> _TASK STATEMENT_:
Please retype the data in full and exactly; the pictures are not part of the copy.

> _PROVIDED INFORMATION_:
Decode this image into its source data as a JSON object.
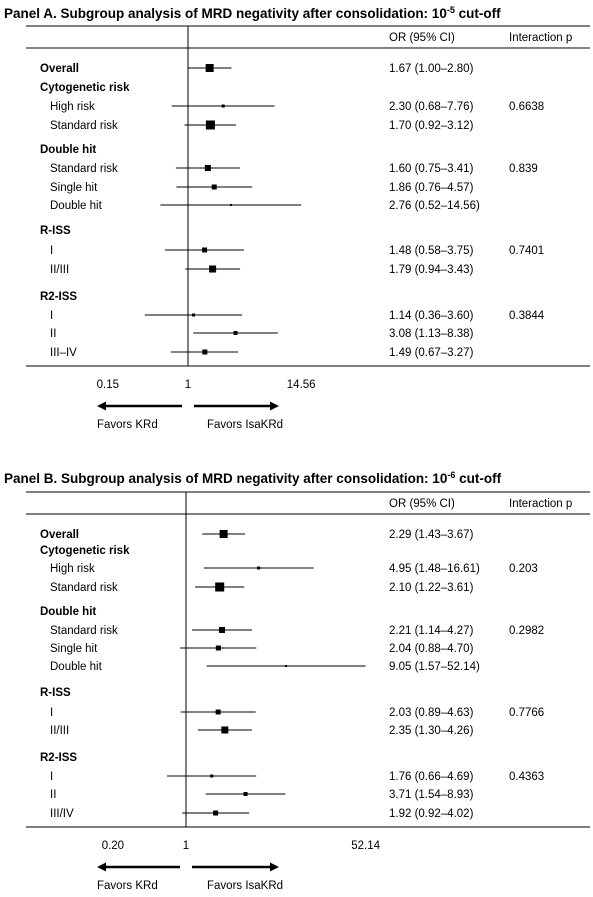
{
  "chart_data": [
    {
      "type": "forest",
      "title": "Panel A. Subgroup analysis of MRD negativity after consolidation: 10",
      "title_superscript": "-5",
      "title_suffix": " cut-off",
      "col_headers": {
        "or": "OR (95% CI)",
        "p": "Interaction p"
      },
      "scale": "log",
      "ticks": [
        {
          "value": 0.15,
          "label": "0.15"
        },
        {
          "value": 1,
          "label": "1"
        },
        {
          "value": 14.56,
          "label": "14.56"
        }
      ],
      "arrows": {
        "left": "Favors KRd",
        "right": "Favors IsaKRd"
      },
      "rows": [
        {
          "label": "Overall",
          "bold": true,
          "indent": false,
          "or": 1.67,
          "lo": 1.0,
          "hi": 2.8,
          "text": "1.67 (1.00–2.80)",
          "p": "",
          "box": 8
        },
        {
          "label": "Cytogenetic risk",
          "bold": true,
          "header": true
        },
        {
          "label": "High risk",
          "indent": true,
          "or": 2.3,
          "lo": 0.68,
          "hi": 7.76,
          "text": "2.30 (0.68–7.76)",
          "p": "0.6638",
          "box": 3
        },
        {
          "label": "Standard risk",
          "indent": true,
          "or": 1.7,
          "lo": 0.92,
          "hi": 3.12,
          "text": "1.70 (0.92–3.12)",
          "p": "",
          "box": 9
        },
        {
          "gap": true
        },
        {
          "label": "Double hit",
          "bold": true,
          "header": true
        },
        {
          "label": "Standard risk",
          "indent": true,
          "or": 1.6,
          "lo": 0.75,
          "hi": 3.41,
          "text": "1.60 (0.75–3.41)",
          "p": "0.839",
          "box": 6
        },
        {
          "label": "Single hit",
          "indent": true,
          "or": 1.86,
          "lo": 0.76,
          "hi": 4.57,
          "text": "1.86 (0.76–4.57)",
          "p": "",
          "box": 5
        },
        {
          "label": "Double hit",
          "indent": true,
          "or": 2.76,
          "lo": 0.52,
          "hi": 14.56,
          "text": "2.76 (0.52–14.56)",
          "p": "",
          "box": 2
        },
        {
          "gap": true
        },
        {
          "label": "R-ISS",
          "bold": true,
          "header": true
        },
        {
          "label": "I",
          "indent": true,
          "or": 1.48,
          "lo": 0.58,
          "hi": 3.75,
          "text": "1.48 (0.58–3.75)",
          "p": "0.7401",
          "box": 5
        },
        {
          "label": "II/III",
          "indent": true,
          "or": 1.79,
          "lo": 0.94,
          "hi": 3.43,
          "text": "1.79 (0.94–3.43)",
          "p": "",
          "box": 7
        },
        {
          "gap": true
        },
        {
          "label": "R2-ISS",
          "bold": true,
          "header": true
        },
        {
          "label": "I",
          "indent": true,
          "or": 1.14,
          "lo": 0.36,
          "hi": 3.6,
          "text": "1.14 (0.36–3.60)",
          "p": "0.3844",
          "box": 3
        },
        {
          "label": "II",
          "indent": true,
          "or": 3.08,
          "lo": 1.13,
          "hi": 8.38,
          "text": "3.08 (1.13–8.38)",
          "p": "",
          "box": 4
        },
        {
          "label": "III–IV",
          "indent": true,
          "or": 1.49,
          "lo": 0.67,
          "hi": 3.27,
          "text": "1.49 (0.67–3.27)",
          "p": "",
          "box": 5
        }
      ]
    },
    {
      "type": "forest",
      "title": "Panel B. Subgroup analysis of MRD negativity after consolidation: 10",
      "title_superscript": "-6",
      "title_suffix": " cut-off",
      "col_headers": {
        "or": "OR (95% CI)",
        "p": "Interaction p"
      },
      "scale": "log",
      "ticks": [
        {
          "value": 0.2,
          "label": "0.20"
        },
        {
          "value": 1,
          "label": "1"
        },
        {
          "value": 52.14,
          "label": "52.14"
        }
      ],
      "arrows": {
        "left": "Favors KRd",
        "right": "Favors IsaKRd"
      },
      "rows": [
        {
          "label": "Overall",
          "bold": true,
          "indent": false,
          "or": 2.29,
          "lo": 1.43,
          "hi": 3.67,
          "text": "2.29 (1.43–3.67)",
          "p": "",
          "box": 8
        },
        {
          "label": "Cytogenetic risk",
          "bold": true,
          "header": true
        },
        {
          "label": "High risk",
          "indent": true,
          "or": 4.95,
          "lo": 1.48,
          "hi": 16.61,
          "text": "4.95 (1.48–16.61)",
          "p": "0.203",
          "box": 3
        },
        {
          "label": "Standard risk",
          "indent": true,
          "or": 2.1,
          "lo": 1.22,
          "hi": 3.61,
          "text": "2.10 (1.22–3.61)",
          "p": "",
          "box": 9
        },
        {
          "gap": true
        },
        {
          "label": "Double hit",
          "bold": true,
          "header": true
        },
        {
          "label": "Standard risk",
          "indent": true,
          "or": 2.21,
          "lo": 1.14,
          "hi": 4.27,
          "text": "2.21 (1.14–4.27)",
          "p": "0.2982",
          "box": 6
        },
        {
          "label": "Single hit",
          "indent": true,
          "or": 2.04,
          "lo": 0.88,
          "hi": 4.7,
          "text": "2.04 (0.88–4.70)",
          "p": "",
          "box": 5
        },
        {
          "label": "Double hit",
          "indent": true,
          "or": 9.05,
          "lo": 1.57,
          "hi": 52.14,
          "text": "9.05 (1.57–52.14)",
          "p": "",
          "box": 2
        },
        {
          "gap": true
        },
        {
          "label": "R-ISS",
          "bold": true,
          "header": true
        },
        {
          "label": "I",
          "indent": true,
          "or": 2.03,
          "lo": 0.89,
          "hi": 4.63,
          "text": "2.03 (0.89–4.63)",
          "p": "0.7766",
          "box": 5
        },
        {
          "label": "II/III",
          "indent": true,
          "or": 2.35,
          "lo": 1.3,
          "hi": 4.26,
          "text": "2.35 (1.30–4.26)",
          "p": "",
          "box": 7
        },
        {
          "gap": true
        },
        {
          "label": "R2-ISS",
          "bold": true,
          "header": true
        },
        {
          "label": "I",
          "indent": true,
          "or": 1.76,
          "lo": 0.66,
          "hi": 4.69,
          "text": "1.76 (0.66–4.69)",
          "p": "0.4363",
          "box": 3
        },
        {
          "label": "II",
          "indent": true,
          "or": 3.71,
          "lo": 1.54,
          "hi": 8.93,
          "text": "3.71 (1.54–8.93)",
          "p": "",
          "box": 4
        },
        {
          "label": "III/IV",
          "indent": true,
          "or": 1.92,
          "lo": 0.92,
          "hi": 4.02,
          "text": "1.92 (0.92–4.02)",
          "p": "",
          "box": 5
        }
      ]
    }
  ]
}
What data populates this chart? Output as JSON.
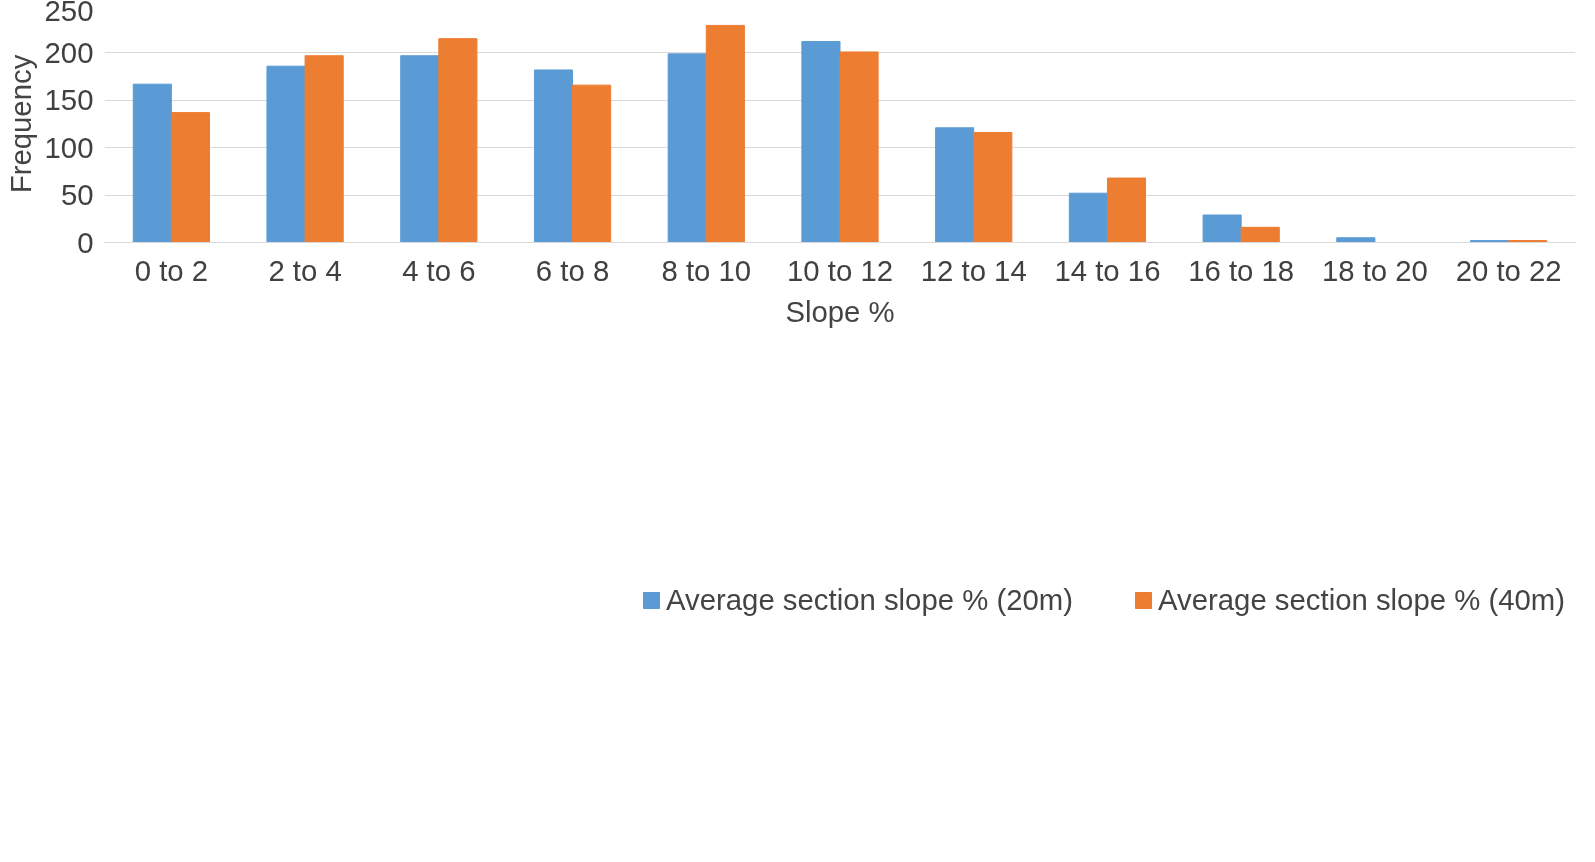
{
  "chart_data": {
    "type": "bar",
    "xlabel": "Slope %",
    "ylabel": "Frequency",
    "categories": [
      "0 to 2",
      "2 to 4",
      "4 to 6",
      "6 to 8",
      "8 to 10",
      "10 to 12",
      "12 to 14",
      "14 to 16",
      "16 to 18",
      "18 to 20",
      "20 to 22"
    ],
    "series": [
      {
        "name": "Average section slope % (20m)",
        "color": "#5b9bd5",
        "values": [
          167,
          186,
          197,
          182,
          199,
          212,
          121,
          52,
          29,
          5,
          2
        ]
      },
      {
        "name": "Average section slope % (40m)",
        "color": "#ed7d31",
        "values": [
          137,
          197,
          215,
          166,
          229,
          201,
          116,
          68,
          16,
          0,
          2
        ]
      }
    ],
    "ylim": [
      0,
      250
    ],
    "yticks": [
      0,
      50,
      100,
      150,
      200,
      250
    ],
    "grid": "y",
    "legend": "bottom"
  }
}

> _THE OUTPUT_:
Decode this image into its source data as a JSON object.
{
  "chart_data": [
    {
      "type": "forest",
      "title": "Panel A. Subgroup analysis of MRD negativity after consolidation: 10",
      "title_superscript": "-5",
      "title_suffix": " cut-off",
      "col_headers": {
        "or": "OR (95% CI)",
        "p": "Interaction p"
      },
      "scale": "log",
      "ticks": [
        {
          "value": 0.15,
          "label": "0.15"
        },
        {
          "value": 1,
          "label": "1"
        },
        {
          "value": 14.56,
          "label": "14.56"
        }
      ],
      "arrows": {
        "left": "Favors KRd",
        "right": "Favors IsaKRd"
      },
      "rows": [
        {
          "label": "Overall",
          "bold": true,
          "indent": false,
          "or": 1.67,
          "lo": 1.0,
          "hi": 2.8,
          "text": "1.67 (1.00–2.80)",
          "p": "",
          "box": 8
        },
        {
          "label": "Cytogenetic risk",
          "bold": true,
          "header": true
        },
        {
          "label": "High risk",
          "indent": true,
          "or": 2.3,
          "lo": 0.68,
          "hi": 7.76,
          "text": "2.30 (0.68–7.76)",
          "p": "0.6638",
          "box": 3
        },
        {
          "label": "Standard risk",
          "indent": true,
          "or": 1.7,
          "lo": 0.92,
          "hi": 3.12,
          "text": "1.70 (0.92–3.12)",
          "p": "",
          "box": 9
        },
        {
          "gap": true
        },
        {
          "label": "Double hit",
          "bold": true,
          "header": true
        },
        {
          "label": "Standard risk",
          "indent": true,
          "or": 1.6,
          "lo": 0.75,
          "hi": 3.41,
          "text": "1.60 (0.75–3.41)",
          "p": "0.839",
          "box": 6
        },
        {
          "label": "Single hit",
          "indent": true,
          "or": 1.86,
          "lo": 0.76,
          "hi": 4.57,
          "text": "1.86 (0.76–4.57)",
          "p": "",
          "box": 5
        },
        {
          "label": "Double hit",
          "indent": true,
          "or": 2.76,
          "lo": 0.52,
          "hi": 14.56,
          "text": "2.76 (0.52–14.56)",
          "p": "",
          "box": 2
        },
        {
          "gap": true
        },
        {
          "label": "R-ISS",
          "bold": true,
          "header": true
        },
        {
          "label": "I",
          "indent": true,
          "or": 1.48,
          "lo": 0.58,
          "hi": 3.75,
          "text": "1.48 (0.58–3.75)",
          "p": "0.7401",
          "box": 5
        },
        {
          "label": "II/III",
          "indent": true,
          "or": 1.79,
          "lo": 0.94,
          "hi": 3.43,
          "text": "1.79 (0.94–3.43)",
          "p": "",
          "box": 7
        },
        {
          "gap": true
        },
        {
          "label": "R2-ISS",
          "bold": true,
          "header": true
        },
        {
          "label": "I",
          "indent": true,
          "or": 1.14,
          "lo": 0.36,
          "hi": 3.6,
          "text": "1.14 (0.36–3.60)",
          "p": "0.3844",
          "box": 3
        },
        {
          "label": "II",
          "indent": true,
          "or": 3.08,
          "lo": 1.13,
          "hi": 8.38,
          "text": "3.08 (1.13–8.38)",
          "p": "",
          "box": 4
        },
        {
          "label": "III–IV",
          "indent": true,
          "or": 1.49,
          "lo": 0.67,
          "hi": 3.27,
          "text": "1.49 (0.67–3.27)",
          "p": "",
          "box": 5
        }
      ]
    },
    {
      "type": "forest",
      "title": "Panel B. Subgroup analysis of MRD negativity after consolidation: 10",
      "title_superscript": "-6",
      "title_suffix": " cut-off",
      "col_headers": {
        "or": "OR (95% CI)",
        "p": "Interaction p"
      },
      "scale": "log",
      "ticks": [
        {
          "value": 0.2,
          "label": "0.20"
        },
        {
          "value": 1,
          "label": "1"
        },
        {
          "value": 52.14,
          "label": "52.14"
        }
      ],
      "arrows": {
        "left": "Favors KRd",
        "right": "Favors IsaKRd"
      },
      "rows": [
        {
          "label": "Overall",
          "bold": true,
          "indent": false,
          "or": 2.29,
          "lo": 1.43,
          "hi": 3.67,
          "text": "2.29 (1.43–3.67)",
          "p": "",
          "box": 8
        },
        {
          "label": "Cytogenetic risk",
          "bold": true,
          "header": true
        },
        {
          "label": "High risk",
          "indent": true,
          "or": 4.95,
          "lo": 1.48,
          "hi": 16.61,
          "text": "4.95 (1.48–16.61)",
          "p": "0.203",
          "box": 3
        },
        {
          "label": "Standard risk",
          "indent": true,
          "or": 2.1,
          "lo": 1.22,
          "hi": 3.61,
          "text": "2.10 (1.22–3.61)",
          "p": "",
          "box": 9
        },
        {
          "gap": true
        },
        {
          "label": "Double hit",
          "bold": true,
          "header": true
        },
        {
          "label": "Standard risk",
          "indent": true,
          "or": 2.21,
          "lo": 1.14,
          "hi": 4.27,
          "text": "2.21 (1.14–4.27)",
          "p": "0.2982",
          "box": 6
        },
        {
          "label": "Single hit",
          "indent": true,
          "or": 2.04,
          "lo": 0.88,
          "hi": 4.7,
          "text": "2.04 (0.88–4.70)",
          "p": "",
          "box": 5
        },
        {
          "label": "Double hit",
          "indent": true,
          "or": 9.05,
          "lo": 1.57,
          "hi": 52.14,
          "text": "9.05 (1.57–52.14)",
          "p": "",
          "box": 2
        },
        {
          "gap": true
        },
        {
          "label": "R-ISS",
          "bold": true,
          "header": true
        },
        {
          "label": "I",
          "indent": true,
          "or": 2.03,
          "lo": 0.89,
          "hi": 4.63,
          "text": "2.03 (0.89–4.63)",
          "p": "0.7766",
          "box": 5
        },
        {
          "label": "II/III",
          "indent": true,
          "or": 2.35,
          "lo": 1.3,
          "hi": 4.26,
          "text": "2.35 (1.30–4.26)",
          "p": "",
          "box": 7
        },
        {
          "gap": true
        },
        {
          "label": "R2-ISS",
          "bold": true,
          "header": true
        },
        {
          "label": "I",
          "indent": true,
          "or": 1.76,
          "lo": 0.66,
          "hi": 4.69,
          "text": "1.76 (0.66–4.69)",
          "p": "0.4363",
          "box": 3
        },
        {
          "label": "II",
          "indent": true,
          "or": 3.71,
          "lo": 1.54,
          "hi": 8.93,
          "text": "3.71 (1.54–8.93)",
          "p": "",
          "box": 4
        },
        {
          "label": "III/IV",
          "indent": true,
          "or": 1.92,
          "lo": 0.92,
          "hi": 4.02,
          "text": "1.92 (0.92–4.02)",
          "p": "",
          "box": 5
        }
      ]
    }
  ]
}
What data populates this chart? Output as JSON.
{
  "chart_data": {
    "type": "bar",
    "xlabel": "Slope %",
    "ylabel": "Frequency",
    "categories": [
      "0 to 2",
      "2 to 4",
      "4 to 6",
      "6 to 8",
      "8 to 10",
      "10 to 12",
      "12 to 14",
      "14 to 16",
      "16 to 18",
      "18 to 20",
      "20 to 22"
    ],
    "series": [
      {
        "name": "Average section slope % (20m)",
        "color": "#5b9bd5",
        "values": [
          167,
          186,
          197,
          182,
          199,
          212,
          121,
          52,
          29,
          5,
          2
        ]
      },
      {
        "name": "Average section slope % (40m)",
        "color": "#ed7d31",
        "values": [
          137,
          197,
          215,
          166,
          229,
          201,
          116,
          68,
          16,
          0,
          2
        ]
      }
    ],
    "ylim": [
      0,
      250
    ],
    "yticks": [
      0,
      50,
      100,
      150,
      200,
      250
    ],
    "grid": "y",
    "legend": "bottom"
  }
}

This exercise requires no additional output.